(THE EXERCISE):
Within the records below, find each line that holds the string "охраны", then copy it.

[Data excerpts]

####

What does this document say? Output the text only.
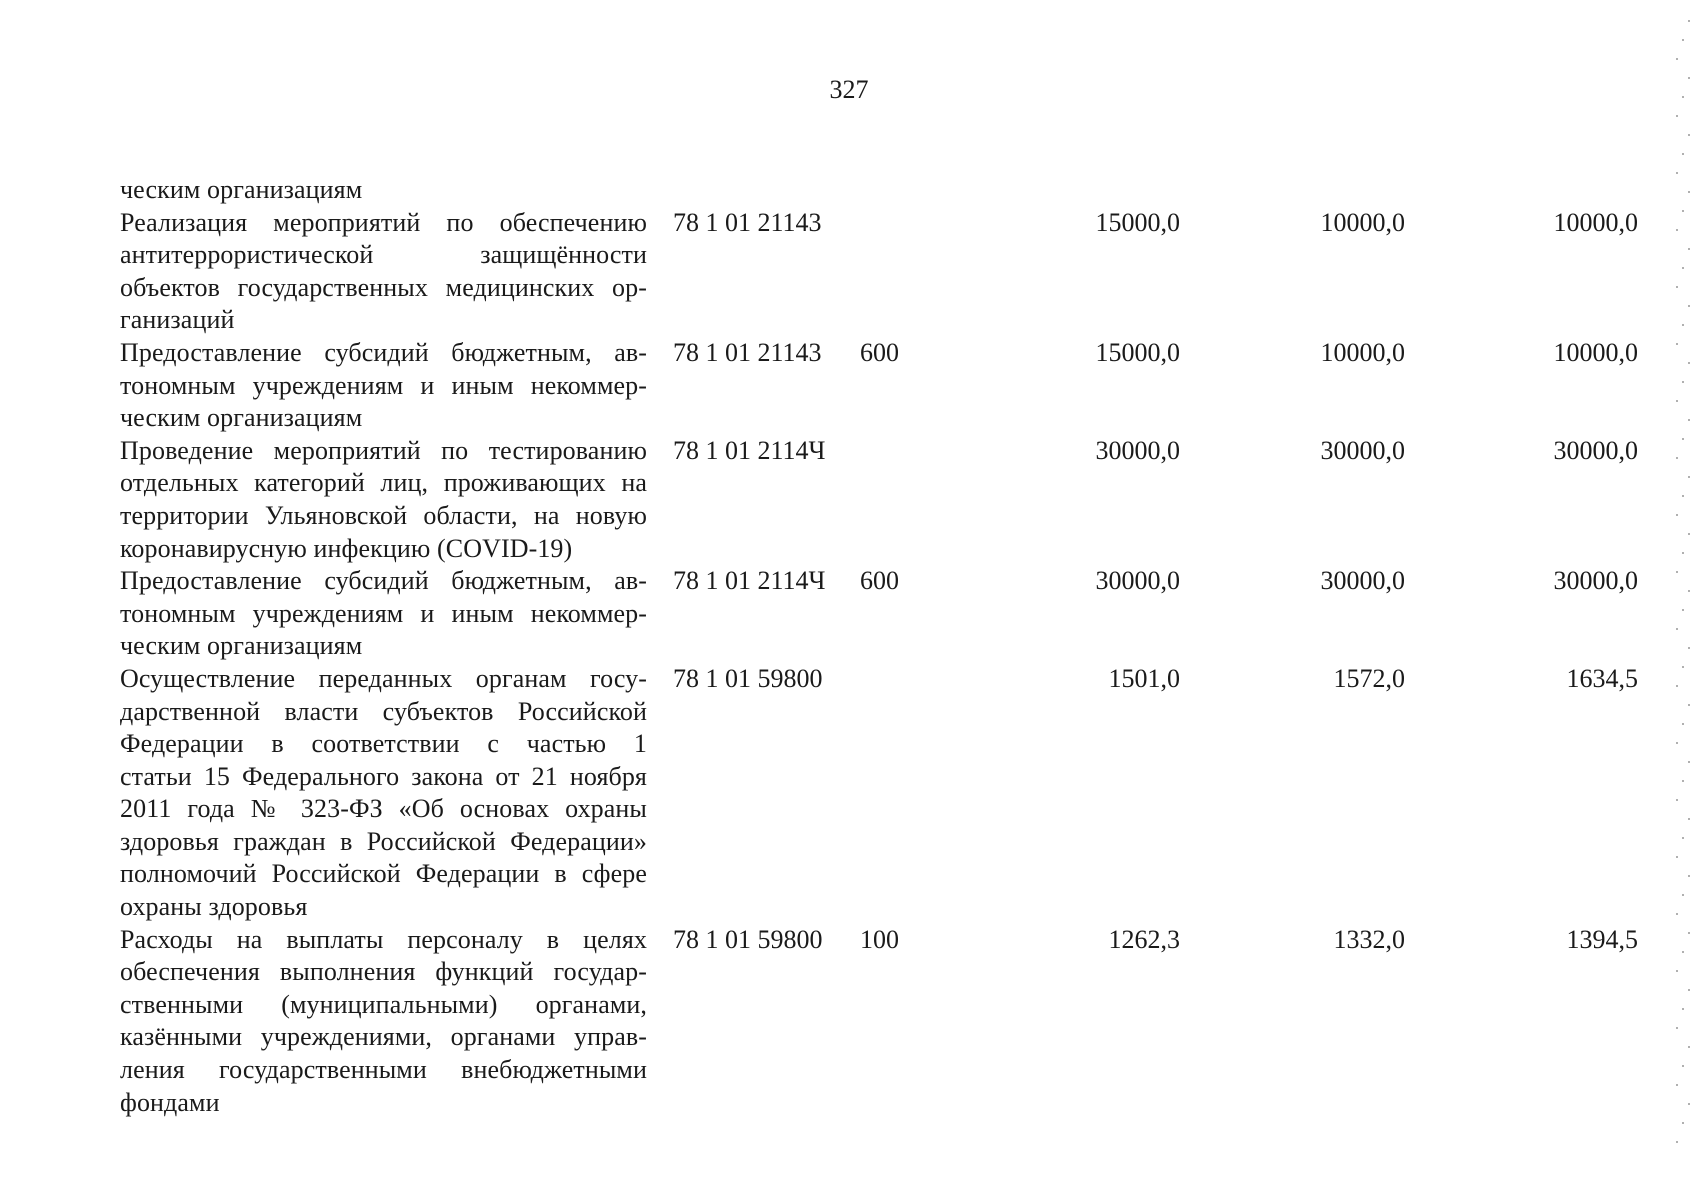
327
ческим организациям
Реализация мероприятий по обеспечению
антитеррористической защищённости
объектов государственных медицинских ор-
ганизаций
78 1 01 21143	15000,0	10000,0	10000,0
Предоставление субсидий бюджетным, ав-
тономным учреждениям и иным некоммер-
ческим организациям
78 1 01 21143 600	15000,0	10000,0	10000,0
Проведение мероприятий по тестированию
отдельных категорий лиц, проживающих на
территории Ульяновской области, на новую
коронавирусную инфекцию (COVID-19)
78 1 01 2114Ч	30000,0	30000,0	30000,0
Предоставление субсидий бюджетным, ав-
тономным учреждениям и иным некоммер-
ческим организациям
78 1 01 2114Ч 600	30000,0	30000,0	30000,0
Осуществление переданных органам госу-
дарственной власти субъектов Российской
Федерации в соответствии с частью 1
статьи 15 Федерального закона от 21 ноября
2011 года № 323-ФЗ «Об основах охраны
здоровья граждан в Российской Федерации»
полномочий Российской Федерации в сфере
охраны здоровья
78 1 01 59800	1501,0	1572,0	1634,5
Расходы на выплаты персоналу в целях
обеспечения выполнения функций государ-
ственными (муниципальными) органами,
казёнными учреждениями, органами управ-
ления государственными внебюджетными
фондами
78 1 01 59800 100	1262,3	1332,0	1394,5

####

(FULL ANSWER):
2011 года № 323-ФЗ «Об основах охраны
охраны здоровья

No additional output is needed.